Extract every entry word for word.

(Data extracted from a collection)
** START **

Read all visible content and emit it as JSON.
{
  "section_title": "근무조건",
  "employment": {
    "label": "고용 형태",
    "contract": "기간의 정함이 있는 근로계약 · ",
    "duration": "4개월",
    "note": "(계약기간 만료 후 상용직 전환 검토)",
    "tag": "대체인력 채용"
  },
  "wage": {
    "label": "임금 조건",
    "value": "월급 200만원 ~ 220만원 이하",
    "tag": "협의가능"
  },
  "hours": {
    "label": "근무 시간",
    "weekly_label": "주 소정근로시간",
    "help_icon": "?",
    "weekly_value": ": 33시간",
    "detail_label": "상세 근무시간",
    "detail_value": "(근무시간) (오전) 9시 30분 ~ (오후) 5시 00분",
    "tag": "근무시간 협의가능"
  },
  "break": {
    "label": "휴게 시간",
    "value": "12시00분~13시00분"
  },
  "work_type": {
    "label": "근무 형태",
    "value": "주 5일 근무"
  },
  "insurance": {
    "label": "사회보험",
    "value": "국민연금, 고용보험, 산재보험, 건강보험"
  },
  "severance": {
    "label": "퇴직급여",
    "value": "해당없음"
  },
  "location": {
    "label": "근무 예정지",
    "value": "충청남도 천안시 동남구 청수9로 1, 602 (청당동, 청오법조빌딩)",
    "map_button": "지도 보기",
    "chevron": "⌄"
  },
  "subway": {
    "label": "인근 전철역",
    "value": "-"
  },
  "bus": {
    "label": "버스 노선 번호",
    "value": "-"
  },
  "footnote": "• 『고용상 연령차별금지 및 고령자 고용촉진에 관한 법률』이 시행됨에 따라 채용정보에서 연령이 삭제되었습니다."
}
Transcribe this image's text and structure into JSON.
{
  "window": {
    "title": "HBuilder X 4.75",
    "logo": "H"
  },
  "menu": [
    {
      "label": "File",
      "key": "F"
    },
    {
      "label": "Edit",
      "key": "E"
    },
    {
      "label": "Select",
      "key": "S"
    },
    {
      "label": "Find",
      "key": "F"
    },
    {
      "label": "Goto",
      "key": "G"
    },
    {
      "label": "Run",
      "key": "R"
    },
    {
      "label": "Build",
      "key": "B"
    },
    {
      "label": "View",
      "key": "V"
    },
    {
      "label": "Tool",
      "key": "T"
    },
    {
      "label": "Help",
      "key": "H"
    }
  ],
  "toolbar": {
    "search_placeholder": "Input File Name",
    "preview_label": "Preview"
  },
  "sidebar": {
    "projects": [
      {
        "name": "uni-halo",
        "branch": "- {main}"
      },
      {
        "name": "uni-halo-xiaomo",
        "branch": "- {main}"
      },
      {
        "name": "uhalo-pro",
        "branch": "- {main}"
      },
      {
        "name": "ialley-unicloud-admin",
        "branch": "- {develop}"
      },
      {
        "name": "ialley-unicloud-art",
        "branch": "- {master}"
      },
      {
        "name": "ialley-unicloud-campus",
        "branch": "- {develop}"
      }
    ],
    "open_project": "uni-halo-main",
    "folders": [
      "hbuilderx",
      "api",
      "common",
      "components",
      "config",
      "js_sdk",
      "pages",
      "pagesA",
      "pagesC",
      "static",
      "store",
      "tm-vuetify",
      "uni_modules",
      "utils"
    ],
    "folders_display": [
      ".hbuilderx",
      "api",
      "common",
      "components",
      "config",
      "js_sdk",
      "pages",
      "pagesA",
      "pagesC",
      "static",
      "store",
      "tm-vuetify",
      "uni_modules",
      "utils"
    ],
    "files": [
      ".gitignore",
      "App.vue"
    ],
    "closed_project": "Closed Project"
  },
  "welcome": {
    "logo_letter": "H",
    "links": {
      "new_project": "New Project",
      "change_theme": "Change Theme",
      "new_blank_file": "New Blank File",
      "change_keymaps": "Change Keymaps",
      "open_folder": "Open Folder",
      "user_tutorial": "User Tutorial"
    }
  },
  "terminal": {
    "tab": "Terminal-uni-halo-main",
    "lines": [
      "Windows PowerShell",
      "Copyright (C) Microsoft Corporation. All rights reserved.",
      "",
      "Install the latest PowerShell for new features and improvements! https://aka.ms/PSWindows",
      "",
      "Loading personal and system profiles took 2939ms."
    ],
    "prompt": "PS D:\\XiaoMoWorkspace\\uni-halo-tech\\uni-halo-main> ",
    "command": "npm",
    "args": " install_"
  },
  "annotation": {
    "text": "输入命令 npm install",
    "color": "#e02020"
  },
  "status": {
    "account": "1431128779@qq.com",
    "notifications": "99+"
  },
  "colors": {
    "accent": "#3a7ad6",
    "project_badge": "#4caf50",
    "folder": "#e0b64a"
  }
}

** END **

Expected answer
Read all visible content and emit it as JSON.
{
  "section_title": "근무조건",
  "employment": {
    "label": "고용 형태",
    "contract": "기간의 정함이 있는 근로계약 · ",
    "duration": "4개월",
    "note": "(계약기간 만료 후 상용직 전환 검토)",
    "tag": "대체인력 채용"
  },
  "wage": {
    "label": "임금 조건",
    "value": "월급 200만원 ~ 220만원 이하",
    "tag": "협의가능"
  },
  "hours": {
    "label": "근무 시간",
    "weekly_label": "주 소정근로시간",
    "help_icon": "?",
    "weekly_value": ": 33시간",
    "detail_label": "상세 근무시간",
    "detail_value": "(근무시간) (오전) 9시 30분 ~ (오후) 5시 00분",
    "tag": "근무시간 협의가능"
  },
  "break": {
    "label": "휴게 시간",
    "value": "12시00분~13시00분"
  },
  "work_type": {
    "label": "근무 형태",
    "value": "주 5일 근무"
  },
  "insurance": {
    "label": "사회보험",
    "value": "국민연금, 고용보험, 산재보험, 건강보험"
  },
  "severance": {
    "label": "퇴직급여",
    "value": "해당없음"
  },
  "location": {
    "label": "근무 예정지",
    "value": "충청남도 천안시 동남구 청수9로 1, 602 (청당동, 청오법조빌딩)",
    "map_button": "지도 보기",
    "chevron": "⌄"
  },
  "subway": {
    "label": "인근 전철역",
    "value": "-"
  },
  "bus": {
    "label": "버스 노선 번호",
    "value": "-"
  },
  "footnote": "• 『고용상 연령차별금지 및 고령자 고용촉진에 관한 법률』이 시행됨에 따라 채용정보에서 연령이 삭제되었습니다."
}
Transcribe this image's text and structure into JSON.
{
  "window": {
    "title": "HBuilder X 4.75",
    "logo": "H"
  },
  "menu": [
    {
      "label": "File",
      "key": "F"
    },
    {
      "label": "Edit",
      "key": "E"
    },
    {
      "label": "Select",
      "key": "S"
    },
    {
      "label": "Find",
      "key": "F"
    },
    {
      "label": "Goto",
      "key": "G"
    },
    {
      "label": "Run",
      "key": "R"
    },
    {
      "label": "Build",
      "key": "B"
    },
    {
      "label": "View",
      "key": "V"
    },
    {
      "label": "Tool",
      "key": "T"
    },
    {
      "label": "Help",
      "key": "H"
    }
  ],
  "toolbar": {
    "search_placeholder": "Input File Name",
    "preview_label": "Preview"
  },
  "sidebar": {
    "projects": [
      {
        "name": "uni-halo",
        "branch": "- {main}"
      },
      {
        "name": "uni-halo-xiaomo",
        "branch": "- {main}"
      },
      {
        "name": "uhalo-pro",
        "branch": "- {main}"
      },
      {
        "name": "ialley-unicloud-admin",
        "branch": "- {develop}"
      },
      {
        "name": "ialley-unicloud-art",
        "branch": "- {master}"
      },
      {
        "name": "ialley-unicloud-campus",
        "branch": "- {develop}"
      }
    ],
    "open_project": "uni-halo-main",
    "folders": [
      "hbuilderx",
      "api",
      "common",
      "components",
      "config",
      "js_sdk",
      "pages",
      "pagesA",
      "pagesC",
      "static",
      "store",
      "tm-vuetify",
      "uni_modules",
      "utils"
    ],
    "folders_display": [
      ".hbuilderx",
      "api",
      "common",
      "components",
      "config",
      "js_sdk",
      "pages",
      "pagesA",
      "pagesC",
      "static",
      "store",
      "tm-vuetify",
      "uni_modules",
      "utils"
    ],
    "files": [
      ".gitignore",
      "App.vue"
    ],
    "closed_project": "Closed Project"
  },
  "welcome": {
    "logo_letter": "H",
    "links": {
      "new_project": "New Project",
      "change_theme": "Change Theme",
      "new_blank_file": "New Blank File",
      "change_keymaps": "Change Keymaps",
      "open_folder": "Open Folder",
      "user_tutorial": "User Tutorial"
    }
  },
  "terminal": {
    "tab": "Terminal-uni-halo-main",
    "lines": [
      "Windows PowerShell",
      "Copyright (C) Microsoft Corporation. All rights reserved.",
      "",
      "Install the latest PowerShell for new features and improvements! https://aka.ms/PSWindows",
      "",
      "Loading personal and system profiles took 2939ms."
    ],
    "prompt": "PS D:\\XiaoMoWorkspace\\uni-halo-tech\\uni-halo-main> ",
    "command": "npm",
    "args": " install_"
  },
  "annotation": {
    "text": "输入命令 npm install",
    "color": "#e02020"
  },
  "status": {
    "account": "1431128779@qq.com",
    "notifications": "99+"
  },
  "colors": {
    "accent": "#3a7ad6",
    "project_badge": "#4caf50",
    "folder": "#e0b64a"
  }
}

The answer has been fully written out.